| Task statement |
Only the pictures are left out: repeat the rest of the entries exactly.

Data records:
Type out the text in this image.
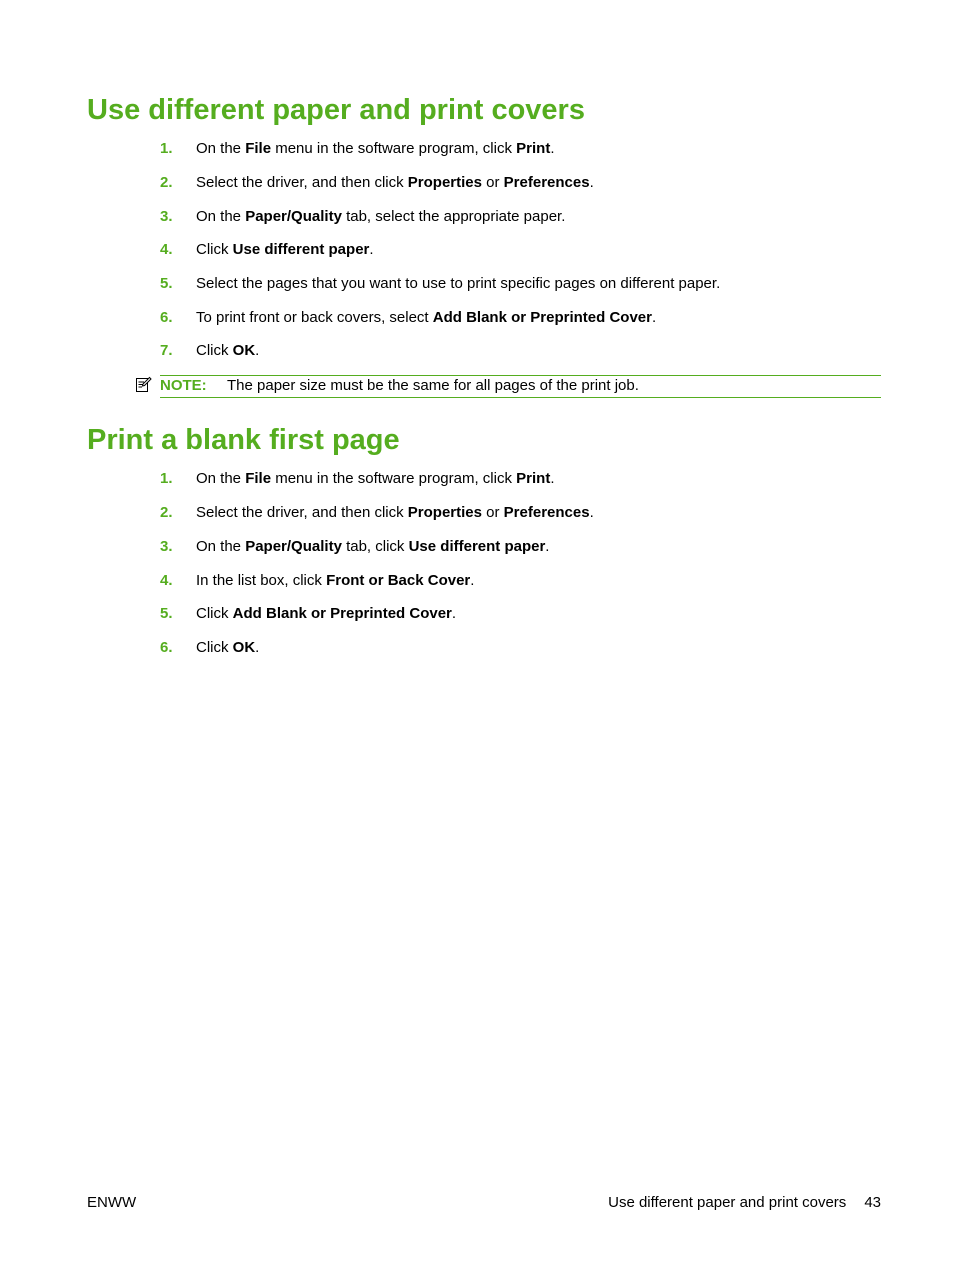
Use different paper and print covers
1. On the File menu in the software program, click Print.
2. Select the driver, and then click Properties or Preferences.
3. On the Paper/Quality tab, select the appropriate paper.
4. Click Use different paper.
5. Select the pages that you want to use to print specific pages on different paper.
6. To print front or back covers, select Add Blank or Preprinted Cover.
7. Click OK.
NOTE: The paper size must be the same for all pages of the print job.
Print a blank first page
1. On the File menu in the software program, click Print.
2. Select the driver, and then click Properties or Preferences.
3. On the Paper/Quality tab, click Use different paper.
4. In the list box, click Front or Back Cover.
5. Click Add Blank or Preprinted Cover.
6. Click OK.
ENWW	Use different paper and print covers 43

| Final answer |
Type out the text in this image.
Use different paper and print covers
1. On the File menu in the software program, click Print.
2. Select the driver, and then click Properties or Preferences.
3. On the Paper/Quality tab, select the appropriate paper.
4. Click Use different paper.
5. Select the pages that you want to use to print specific pages on different paper.
6. To print front or back covers, select Add Blank or Preprinted Cover.
7. Click OK.
NOTE: The paper size must be the same for all pages of the print job.
Print a blank first page
1. On the File menu in the software program, click Print.
2. Select the driver, and then click Properties or Preferences.
3. On the Paper/Quality tab, click Use different paper.
4. In the list box, click Front or Back Cover.
5. Click Add Blank or Preprinted Cover.
6. Click OK.
ENWW	Use different paper and print covers 43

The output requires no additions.